Each entry below is to be extracted exactly.

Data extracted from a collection
* * *
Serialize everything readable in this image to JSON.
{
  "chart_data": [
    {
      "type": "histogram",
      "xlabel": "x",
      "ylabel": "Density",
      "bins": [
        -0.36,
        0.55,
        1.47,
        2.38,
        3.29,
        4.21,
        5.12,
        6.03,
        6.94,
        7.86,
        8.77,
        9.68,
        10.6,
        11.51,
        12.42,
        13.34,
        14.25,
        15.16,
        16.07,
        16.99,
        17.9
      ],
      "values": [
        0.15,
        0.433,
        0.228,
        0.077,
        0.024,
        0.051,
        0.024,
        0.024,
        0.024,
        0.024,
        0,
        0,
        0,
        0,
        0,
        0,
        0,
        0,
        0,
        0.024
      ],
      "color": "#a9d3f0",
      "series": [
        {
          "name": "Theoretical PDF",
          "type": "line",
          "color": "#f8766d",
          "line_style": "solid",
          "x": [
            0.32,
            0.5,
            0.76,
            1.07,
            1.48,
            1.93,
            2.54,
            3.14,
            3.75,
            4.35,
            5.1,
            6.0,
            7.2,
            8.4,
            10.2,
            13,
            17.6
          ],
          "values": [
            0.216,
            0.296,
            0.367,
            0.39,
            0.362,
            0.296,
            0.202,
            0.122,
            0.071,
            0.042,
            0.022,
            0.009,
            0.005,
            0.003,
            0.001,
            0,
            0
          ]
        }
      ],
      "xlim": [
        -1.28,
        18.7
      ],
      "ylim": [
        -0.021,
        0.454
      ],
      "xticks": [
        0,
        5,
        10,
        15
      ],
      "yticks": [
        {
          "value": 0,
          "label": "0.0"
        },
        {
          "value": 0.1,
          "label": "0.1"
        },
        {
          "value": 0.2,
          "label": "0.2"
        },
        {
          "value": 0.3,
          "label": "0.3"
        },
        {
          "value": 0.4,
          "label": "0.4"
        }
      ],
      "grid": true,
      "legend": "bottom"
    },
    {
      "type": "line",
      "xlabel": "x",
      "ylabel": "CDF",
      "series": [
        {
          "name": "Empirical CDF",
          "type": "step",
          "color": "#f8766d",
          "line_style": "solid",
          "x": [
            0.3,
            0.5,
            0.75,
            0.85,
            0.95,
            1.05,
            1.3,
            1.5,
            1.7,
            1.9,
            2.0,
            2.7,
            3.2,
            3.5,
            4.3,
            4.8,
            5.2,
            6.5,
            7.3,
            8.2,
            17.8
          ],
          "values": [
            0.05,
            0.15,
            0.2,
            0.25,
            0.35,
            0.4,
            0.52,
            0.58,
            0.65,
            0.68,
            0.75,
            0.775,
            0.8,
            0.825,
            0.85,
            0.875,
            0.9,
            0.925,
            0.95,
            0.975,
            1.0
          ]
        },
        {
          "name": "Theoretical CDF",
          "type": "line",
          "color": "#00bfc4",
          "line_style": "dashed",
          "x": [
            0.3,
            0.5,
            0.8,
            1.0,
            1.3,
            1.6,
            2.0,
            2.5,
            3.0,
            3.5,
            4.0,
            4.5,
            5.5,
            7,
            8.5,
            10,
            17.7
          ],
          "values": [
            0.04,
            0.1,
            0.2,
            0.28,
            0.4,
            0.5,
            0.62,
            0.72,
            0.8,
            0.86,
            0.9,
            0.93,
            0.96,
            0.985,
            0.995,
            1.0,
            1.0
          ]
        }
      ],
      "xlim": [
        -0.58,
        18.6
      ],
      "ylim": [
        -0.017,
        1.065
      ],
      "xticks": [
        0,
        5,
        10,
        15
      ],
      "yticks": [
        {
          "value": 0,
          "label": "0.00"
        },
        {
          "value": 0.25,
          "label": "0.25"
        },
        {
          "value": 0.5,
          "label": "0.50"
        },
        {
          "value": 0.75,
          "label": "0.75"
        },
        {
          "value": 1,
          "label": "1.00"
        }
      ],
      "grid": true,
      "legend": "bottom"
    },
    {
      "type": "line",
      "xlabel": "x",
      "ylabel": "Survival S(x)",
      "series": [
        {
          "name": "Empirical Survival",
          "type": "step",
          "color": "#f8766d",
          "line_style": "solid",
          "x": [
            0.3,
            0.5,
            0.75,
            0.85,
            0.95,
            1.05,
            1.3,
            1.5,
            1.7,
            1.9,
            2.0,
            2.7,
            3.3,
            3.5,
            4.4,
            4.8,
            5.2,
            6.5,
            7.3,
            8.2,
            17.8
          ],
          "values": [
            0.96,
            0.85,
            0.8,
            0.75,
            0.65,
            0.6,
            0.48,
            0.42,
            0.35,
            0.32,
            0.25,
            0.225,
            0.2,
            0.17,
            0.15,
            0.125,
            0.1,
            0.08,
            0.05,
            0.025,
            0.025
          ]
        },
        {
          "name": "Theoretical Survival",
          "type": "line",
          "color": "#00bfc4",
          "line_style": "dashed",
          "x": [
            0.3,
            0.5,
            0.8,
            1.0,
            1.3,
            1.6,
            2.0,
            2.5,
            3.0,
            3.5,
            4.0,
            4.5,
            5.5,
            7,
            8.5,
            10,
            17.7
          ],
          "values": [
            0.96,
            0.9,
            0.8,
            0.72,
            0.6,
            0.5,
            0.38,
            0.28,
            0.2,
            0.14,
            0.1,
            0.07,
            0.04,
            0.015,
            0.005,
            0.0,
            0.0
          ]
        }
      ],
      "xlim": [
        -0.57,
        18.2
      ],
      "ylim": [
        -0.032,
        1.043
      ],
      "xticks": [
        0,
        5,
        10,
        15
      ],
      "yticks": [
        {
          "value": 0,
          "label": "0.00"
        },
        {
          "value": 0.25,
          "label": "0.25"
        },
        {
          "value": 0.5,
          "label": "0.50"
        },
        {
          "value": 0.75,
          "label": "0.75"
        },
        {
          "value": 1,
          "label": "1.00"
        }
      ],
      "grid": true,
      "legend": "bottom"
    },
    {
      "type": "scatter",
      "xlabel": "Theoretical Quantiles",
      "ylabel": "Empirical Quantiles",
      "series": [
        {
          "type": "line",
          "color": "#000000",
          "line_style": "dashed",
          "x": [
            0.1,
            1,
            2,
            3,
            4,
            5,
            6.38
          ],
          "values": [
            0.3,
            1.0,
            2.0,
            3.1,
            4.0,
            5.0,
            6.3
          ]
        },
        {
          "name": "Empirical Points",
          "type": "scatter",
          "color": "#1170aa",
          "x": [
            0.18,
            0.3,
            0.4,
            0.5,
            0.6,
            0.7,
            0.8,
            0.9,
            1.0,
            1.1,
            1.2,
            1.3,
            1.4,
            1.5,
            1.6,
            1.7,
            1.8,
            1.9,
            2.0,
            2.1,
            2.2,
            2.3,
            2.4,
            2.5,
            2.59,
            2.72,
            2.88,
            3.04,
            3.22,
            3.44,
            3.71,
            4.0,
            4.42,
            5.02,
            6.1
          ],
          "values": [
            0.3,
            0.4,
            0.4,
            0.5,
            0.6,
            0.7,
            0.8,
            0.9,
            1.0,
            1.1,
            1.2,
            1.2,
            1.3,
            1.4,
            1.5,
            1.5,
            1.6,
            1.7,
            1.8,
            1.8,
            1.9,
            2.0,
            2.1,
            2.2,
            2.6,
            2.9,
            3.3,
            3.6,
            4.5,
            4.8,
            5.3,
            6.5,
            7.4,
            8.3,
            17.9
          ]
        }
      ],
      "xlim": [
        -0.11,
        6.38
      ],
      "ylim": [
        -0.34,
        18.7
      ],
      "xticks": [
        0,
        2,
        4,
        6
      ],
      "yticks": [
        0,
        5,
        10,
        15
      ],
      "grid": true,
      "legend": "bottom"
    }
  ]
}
* * *
### Exercise solution
Serialize everything readable in this image to JSON.
{
  "chart_data": [
    {
      "type": "histogram",
      "xlabel": "x",
      "ylabel": "Density",
      "bins": [
        -0.36,
        0.55,
        1.47,
        2.38,
        3.29,
        4.21,
        5.12,
        6.03,
        6.94,
        7.86,
        8.77,
        9.68,
        10.6,
        11.51,
        12.42,
        13.34,
        14.25,
        15.16,
        16.07,
        16.99,
        17.9
      ],
      "values": [
        0.15,
        0.433,
        0.228,
        0.077,
        0.024,
        0.051,
        0.024,
        0.024,
        0.024,
        0.024,
        0,
        0,
        0,
        0,
        0,
        0,
        0,
        0,
        0,
        0.024
      ],
      "color": "#a9d3f0",
      "series": [
        {
          "name": "Theoretical PDF",
          "type": "line",
          "color": "#f8766d",
          "line_style": "solid",
          "x": [
            0.32,
            0.5,
            0.76,
            1.07,
            1.48,
            1.93,
            2.54,
            3.14,
            3.75,
            4.35,
            5.1,
            6.0,
            7.2,
            8.4,
            10.2,
            13,
            17.6
          ],
          "values": [
            0.216,
            0.296,
            0.367,
            0.39,
            0.362,
            0.296,
            0.202,
            0.122,
            0.071,
            0.042,
            0.022,
            0.009,
            0.005,
            0.003,
            0.001,
            0,
            0
          ]
        }
      ],
      "xlim": [
        -1.28,
        18.7
      ],
      "ylim": [
        -0.021,
        0.454
      ],
      "xticks": [
        0,
        5,
        10,
        15
      ],
      "yticks": [
        {
          "value": 0,
          "label": "0.0"
        },
        {
          "value": 0.1,
          "label": "0.1"
        },
        {
          "value": 0.2,
          "label": "0.2"
        },
        {
          "value": 0.3,
          "label": "0.3"
        },
        {
          "value": 0.4,
          "label": "0.4"
        }
      ],
      "grid": true,
      "legend": "bottom"
    },
    {
      "type": "line",
      "xlabel": "x",
      "ylabel": "CDF",
      "series": [
        {
          "name": "Empirical CDF",
          "type": "step",
          "color": "#f8766d",
          "line_style": "solid",
          "x": [
            0.3,
            0.5,
            0.75,
            0.85,
            0.95,
            1.05,
            1.3,
            1.5,
            1.7,
            1.9,
            2.0,
            2.7,
            3.2,
            3.5,
            4.3,
            4.8,
            5.2,
            6.5,
            7.3,
            8.2,
            17.8
          ],
          "values": [
            0.05,
            0.15,
            0.2,
            0.25,
            0.35,
            0.4,
            0.52,
            0.58,
            0.65,
            0.68,
            0.75,
            0.775,
            0.8,
            0.825,
            0.85,
            0.875,
            0.9,
            0.925,
            0.95,
            0.975,
            1.0
          ]
        },
        {
          "name": "Theoretical CDF",
          "type": "line",
          "color": "#00bfc4",
          "line_style": "dashed",
          "x": [
            0.3,
            0.5,
            0.8,
            1.0,
            1.3,
            1.6,
            2.0,
            2.5,
            3.0,
            3.5,
            4.0,
            4.5,
            5.5,
            7,
            8.5,
            10,
            17.7
          ],
          "values": [
            0.04,
            0.1,
            0.2,
            0.28,
            0.4,
            0.5,
            0.62,
            0.72,
            0.8,
            0.86,
            0.9,
            0.93,
            0.96,
            0.985,
            0.995,
            1.0,
            1.0
          ]
        }
      ],
      "xlim": [
        -0.58,
        18.6
      ],
      "ylim": [
        -0.017,
        1.065
      ],
      "xticks": [
        0,
        5,
        10,
        15
      ],
      "yticks": [
        {
          "value": 0,
          "label": "0.00"
        },
        {
          "value": 0.25,
          "label": "0.25"
        },
        {
          "value": 0.5,
          "label": "0.50"
        },
        {
          "value": 0.75,
          "label": "0.75"
        },
        {
          "value": 1,
          "label": "1.00"
        }
      ],
      "grid": true,
      "legend": "bottom"
    },
    {
      "type": "line",
      "xlabel": "x",
      "ylabel": "Survival S(x)",
      "series": [
        {
          "name": "Empirical Survival",
          "type": "step",
          "color": "#f8766d",
          "line_style": "solid",
          "x": [
            0.3,
            0.5,
            0.75,
            0.85,
            0.95,
            1.05,
            1.3,
            1.5,
            1.7,
            1.9,
            2.0,
            2.7,
            3.3,
            3.5,
            4.4,
            4.8,
            5.2,
            6.5,
            7.3,
            8.2,
            17.8
          ],
          "values": [
            0.96,
            0.85,
            0.8,
            0.75,
            0.65,
            0.6,
            0.48,
            0.42,
            0.35,
            0.32,
            0.25,
            0.225,
            0.2,
            0.17,
            0.15,
            0.125,
            0.1,
            0.08,
            0.05,
            0.025,
            0.025
          ]
        },
        {
          "name": "Theoretical Survival",
          "type": "line",
          "color": "#00bfc4",
          "line_style": "dashed",
          "x": [
            0.3,
            0.5,
            0.8,
            1.0,
            1.3,
            1.6,
            2.0,
            2.5,
            3.0,
            3.5,
            4.0,
            4.5,
            5.5,
            7,
            8.5,
            10,
            17.7
          ],
          "values": [
            0.96,
            0.9,
            0.8,
            0.72,
            0.6,
            0.5,
            0.38,
            0.28,
            0.2,
            0.14,
            0.1,
            0.07,
            0.04,
            0.015,
            0.005,
            0.0,
            0.0
          ]
        }
      ],
      "xlim": [
        -0.57,
        18.2
      ],
      "ylim": [
        -0.032,
        1.043
      ],
      "xticks": [
        0,
        5,
        10,
        15
      ],
      "yticks": [
        {
          "value": 0,
          "label": "0.00"
        },
        {
          "value": 0.25,
          "label": "0.25"
        },
        {
          "value": 0.5,
          "label": "0.50"
        },
        {
          "value": 0.75,
          "label": "0.75"
        },
        {
          "value": 1,
          "label": "1.00"
        }
      ],
      "grid": true,
      "legend": "bottom"
    },
    {
      "type": "scatter",
      "xlabel": "Theoretical Quantiles",
      "ylabel": "Empirical Quantiles",
      "series": [
        {
          "type": "line",
          "color": "#000000",
          "line_style": "dashed",
          "x": [
            0.1,
            1,
            2,
            3,
            4,
            5,
            6.38
          ],
          "values": [
            0.3,
            1.0,
            2.0,
            3.1,
            4.0,
            5.0,
            6.3
          ]
        },
        {
          "name": "Empirical Points",
          "type": "scatter",
          "color": "#1170aa",
          "x": [
            0.18,
            0.3,
            0.4,
            0.5,
            0.6,
            0.7,
            0.8,
            0.9,
            1.0,
            1.1,
            1.2,
            1.3,
            1.4,
            1.5,
            1.6,
            1.7,
            1.8,
            1.9,
            2.0,
            2.1,
            2.2,
            2.3,
            2.4,
            2.5,
            2.59,
            2.72,
            2.88,
            3.04,
            3.22,
            3.44,
            3.71,
            4.0,
            4.42,
            5.02,
            6.1
          ],
          "values": [
            0.3,
            0.4,
            0.4,
            0.5,
            0.6,
            0.7,
            0.8,
            0.9,
            1.0,
            1.1,
            1.2,
            1.2,
            1.3,
            1.4,
            1.5,
            1.5,
            1.6,
            1.7,
            1.8,
            1.8,
            1.9,
            2.0,
            2.1,
            2.2,
            2.6,
            2.9,
            3.3,
            3.6,
            4.5,
            4.8,
            5.3,
            6.5,
            7.4,
            8.3,
            17.9
          ]
        }
      ],
      "xlim": [
        -0.11,
        6.38
      ],
      "ylim": [
        -0.34,
        18.7
      ],
      "xticks": [
        0,
        2,
        4,
        6
      ],
      "yticks": [
        0,
        5,
        10,
        15
      ],
      "grid": true,
      "legend": "bottom"
    }
  ]
}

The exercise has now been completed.